What to work on:
1. Decide whether each statement below agrees with the minisymposium description. Answer yes or no for each, and quote the words of the description that decide it.
(a) The minisymposium is organized by E. Andrés Pérez of INTA, Spain.
(b) Best practices for data-driven and data-fusion models are already well established.
(c) Data handling processes are simple and independent of a task's objectives.
2. Reproduce the minisymposium description word for word, everything from "MS008 - Advances" down to "still being established.".

Passage to read:
══════════

DTE AICCOMAS 2025

MS008 - Advances in machine learning and data-driven techniques for aerodynamic optimization and uncertainty quantification

Organized by: E. Andrés Pérez (INTA, Spain)
Keywords: machine learning; aerodynamics, uncertainty quantification
Over the past few years, the exponential growth in data generated by computational sciences has highlighted the potential to harness this data for extracting valuable insights and improving predictive capabilities. In the field of aerodynamics, extensive parametric studies, trade-off analyses, and optimizations generate vast amounts of valuable information. This data reservoir presents a significant opportunity to advance the use of data-driven and data-fusion models within engineering practice [1]. However, the development and integration of these models remain in their infancy, with best practices still being established.

While machine learning techniques, including neural networks, are widely recognized and offer a versatile toolkit for various tasks—such as cluster analysis, dimensionality reduction, classification, and regression—the challenges associated with processing and preparing aerodynamic and geometric data are substantial. The data handling processes are often complex and highly dependent on the specific objectives of a given task, leading to diverse interpretations and implementations of data-driven approaches. Moreover, the integration of machine learning techniques commonly employed in Artificial Intelligence (AI) and Data Mining (DM) has the potential to significantly reduce the computational costs associated with aerodynamic analysis and uncertainty quantification [2]. By leveraging these advanced methods, there is a promising pathway towards more efficient and accurate solutions in aerodynamic design and analysis, despite the current challenges in data preparation and model maturity.

This minisymposium seeks to gather and disseminate innovative approaches and recent advancements in the application of machine learning and data-driven techniques for aerodynamic analysis and uncertainty quantification, with a particular emphasis on addressing real-world challenges.

REFERENCES
[1] Le Clainche, Soledad, et al. "Improving aircraft performance using machine learning: A review." Aerospace Science and Technology 138 (2023): 108354.
[2] Li, Jichao, Xiaosong Du, and Joaquim RRA Martins. "Machine learning in aerodynamic shape optimization." Progress in Aerospace Sciences 134 (2022): 100849.

══════════

Source information:
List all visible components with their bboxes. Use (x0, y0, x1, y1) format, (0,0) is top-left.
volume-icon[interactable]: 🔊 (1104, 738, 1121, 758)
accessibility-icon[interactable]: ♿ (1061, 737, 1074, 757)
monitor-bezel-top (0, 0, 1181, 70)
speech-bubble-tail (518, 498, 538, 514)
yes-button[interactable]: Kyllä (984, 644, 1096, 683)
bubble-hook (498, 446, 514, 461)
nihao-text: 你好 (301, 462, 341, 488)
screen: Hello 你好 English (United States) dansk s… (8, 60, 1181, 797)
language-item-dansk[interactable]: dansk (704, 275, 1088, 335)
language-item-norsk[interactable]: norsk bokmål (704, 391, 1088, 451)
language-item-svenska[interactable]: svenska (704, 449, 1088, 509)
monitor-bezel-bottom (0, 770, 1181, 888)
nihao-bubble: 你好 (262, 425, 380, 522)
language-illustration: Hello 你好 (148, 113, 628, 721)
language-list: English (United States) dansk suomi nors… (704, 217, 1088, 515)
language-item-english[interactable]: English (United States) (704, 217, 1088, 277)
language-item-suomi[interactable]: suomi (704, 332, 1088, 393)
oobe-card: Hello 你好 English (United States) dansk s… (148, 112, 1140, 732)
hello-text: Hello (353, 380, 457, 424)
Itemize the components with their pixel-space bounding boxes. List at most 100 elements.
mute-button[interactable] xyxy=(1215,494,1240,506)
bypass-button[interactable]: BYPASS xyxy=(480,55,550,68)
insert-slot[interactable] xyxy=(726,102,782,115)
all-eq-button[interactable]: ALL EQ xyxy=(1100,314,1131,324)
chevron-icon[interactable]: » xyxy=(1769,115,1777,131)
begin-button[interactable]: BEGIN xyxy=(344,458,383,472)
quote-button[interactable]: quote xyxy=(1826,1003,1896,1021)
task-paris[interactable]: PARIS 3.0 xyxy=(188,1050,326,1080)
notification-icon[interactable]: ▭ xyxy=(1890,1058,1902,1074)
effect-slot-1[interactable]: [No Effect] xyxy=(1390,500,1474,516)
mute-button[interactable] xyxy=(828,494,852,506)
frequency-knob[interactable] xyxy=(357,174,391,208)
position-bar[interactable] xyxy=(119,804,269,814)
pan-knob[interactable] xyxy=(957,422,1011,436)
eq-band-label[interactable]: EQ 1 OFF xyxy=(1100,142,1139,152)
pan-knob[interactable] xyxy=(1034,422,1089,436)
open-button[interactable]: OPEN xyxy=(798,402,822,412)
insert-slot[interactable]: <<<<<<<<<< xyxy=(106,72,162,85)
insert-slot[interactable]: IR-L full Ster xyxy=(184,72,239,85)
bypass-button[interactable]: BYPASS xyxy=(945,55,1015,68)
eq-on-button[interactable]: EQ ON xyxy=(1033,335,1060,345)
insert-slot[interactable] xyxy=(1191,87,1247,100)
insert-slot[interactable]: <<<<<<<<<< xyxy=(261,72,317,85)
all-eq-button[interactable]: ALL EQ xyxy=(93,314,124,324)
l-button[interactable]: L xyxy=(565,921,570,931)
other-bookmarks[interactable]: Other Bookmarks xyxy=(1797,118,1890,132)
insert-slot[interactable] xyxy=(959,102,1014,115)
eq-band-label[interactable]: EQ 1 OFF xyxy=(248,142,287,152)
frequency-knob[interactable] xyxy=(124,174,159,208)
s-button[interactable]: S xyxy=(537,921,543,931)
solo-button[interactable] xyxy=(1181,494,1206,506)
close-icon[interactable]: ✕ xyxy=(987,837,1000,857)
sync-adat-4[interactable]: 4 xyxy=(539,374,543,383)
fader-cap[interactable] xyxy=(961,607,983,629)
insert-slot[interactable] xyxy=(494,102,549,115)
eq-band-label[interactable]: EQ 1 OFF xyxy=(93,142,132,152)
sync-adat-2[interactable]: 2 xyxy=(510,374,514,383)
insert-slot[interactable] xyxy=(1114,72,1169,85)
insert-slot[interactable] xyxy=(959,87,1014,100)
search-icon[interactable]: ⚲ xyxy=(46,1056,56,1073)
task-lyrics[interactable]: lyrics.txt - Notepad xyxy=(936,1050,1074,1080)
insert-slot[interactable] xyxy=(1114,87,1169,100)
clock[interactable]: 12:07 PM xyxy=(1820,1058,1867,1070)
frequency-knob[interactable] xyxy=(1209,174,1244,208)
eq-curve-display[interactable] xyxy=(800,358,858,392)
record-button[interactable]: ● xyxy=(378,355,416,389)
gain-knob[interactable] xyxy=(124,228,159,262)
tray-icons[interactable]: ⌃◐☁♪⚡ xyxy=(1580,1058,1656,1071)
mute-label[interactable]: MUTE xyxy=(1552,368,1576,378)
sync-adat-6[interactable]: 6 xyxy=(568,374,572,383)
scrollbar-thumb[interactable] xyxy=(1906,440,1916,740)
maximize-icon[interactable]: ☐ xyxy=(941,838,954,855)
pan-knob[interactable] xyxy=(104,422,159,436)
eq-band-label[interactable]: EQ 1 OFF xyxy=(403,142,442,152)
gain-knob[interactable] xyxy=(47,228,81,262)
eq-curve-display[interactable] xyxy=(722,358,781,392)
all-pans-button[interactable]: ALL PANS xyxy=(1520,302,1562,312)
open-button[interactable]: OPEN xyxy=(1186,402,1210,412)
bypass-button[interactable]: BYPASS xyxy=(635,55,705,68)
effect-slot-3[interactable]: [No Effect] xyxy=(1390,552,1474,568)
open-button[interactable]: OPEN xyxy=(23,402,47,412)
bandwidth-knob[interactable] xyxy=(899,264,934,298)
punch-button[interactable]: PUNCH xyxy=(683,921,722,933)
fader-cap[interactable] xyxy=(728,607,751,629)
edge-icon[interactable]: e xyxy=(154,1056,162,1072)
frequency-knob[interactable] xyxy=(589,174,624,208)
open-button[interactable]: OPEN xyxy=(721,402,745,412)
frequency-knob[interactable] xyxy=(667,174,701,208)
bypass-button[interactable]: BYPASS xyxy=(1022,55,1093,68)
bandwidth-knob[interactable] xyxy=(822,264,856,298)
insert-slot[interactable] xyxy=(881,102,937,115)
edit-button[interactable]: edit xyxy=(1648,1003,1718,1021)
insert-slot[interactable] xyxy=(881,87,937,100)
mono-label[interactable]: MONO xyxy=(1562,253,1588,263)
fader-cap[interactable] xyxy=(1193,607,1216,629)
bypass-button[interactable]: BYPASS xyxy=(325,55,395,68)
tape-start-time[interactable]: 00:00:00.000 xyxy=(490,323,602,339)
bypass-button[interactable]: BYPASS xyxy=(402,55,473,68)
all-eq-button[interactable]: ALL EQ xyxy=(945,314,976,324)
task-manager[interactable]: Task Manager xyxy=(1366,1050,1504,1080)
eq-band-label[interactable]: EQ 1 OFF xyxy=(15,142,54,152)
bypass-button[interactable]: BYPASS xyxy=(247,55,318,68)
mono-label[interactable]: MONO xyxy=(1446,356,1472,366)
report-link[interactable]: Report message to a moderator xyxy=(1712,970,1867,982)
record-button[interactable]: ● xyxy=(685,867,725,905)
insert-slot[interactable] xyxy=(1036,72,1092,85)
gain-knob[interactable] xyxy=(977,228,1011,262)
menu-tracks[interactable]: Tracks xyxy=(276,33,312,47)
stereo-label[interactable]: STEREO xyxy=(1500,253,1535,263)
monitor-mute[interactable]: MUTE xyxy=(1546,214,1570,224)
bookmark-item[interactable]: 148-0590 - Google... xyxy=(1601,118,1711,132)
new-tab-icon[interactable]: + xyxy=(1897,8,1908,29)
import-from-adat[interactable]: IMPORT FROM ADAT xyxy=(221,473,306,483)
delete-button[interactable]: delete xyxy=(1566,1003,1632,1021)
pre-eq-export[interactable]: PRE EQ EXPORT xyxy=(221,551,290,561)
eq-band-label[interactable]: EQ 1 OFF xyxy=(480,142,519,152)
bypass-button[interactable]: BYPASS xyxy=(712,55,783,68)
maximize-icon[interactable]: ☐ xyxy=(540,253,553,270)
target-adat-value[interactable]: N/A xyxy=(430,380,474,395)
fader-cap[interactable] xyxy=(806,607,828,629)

══════════

Responses to the exercise:
1.
(a) Yes: "Organized by: E. Andrés Pérez (INTA, Spain)"
(b) No: "with best practices still being established"
(c) No: "The data handling processes are often complex and highly dependent on the specific objectives of a given task"

2.
MS008 - Advances in machine learning and data-driven techniques for aerodynamic optimization and uncertainty quantification

Organized by: E. Andrés Pérez (INTA, Spain)
Keywords: machine learning; aerodynamics, uncertainty quantification
Over the past few years, the exponential growth in data generated by computational sciences has highlighted the potential to harness this data for extracting valuable insights and improving predictive capabilities. In the field of aerodynamics, extensive parametric studies, trade-off analyses, and optimizations generate vast amounts of valuable information. This data reservoir presents a significant opportunity to advance the use of data-driven and data-fusion models within engineering practice [1]. However, the development and integration of these models remain in their infancy, with best practices still being established.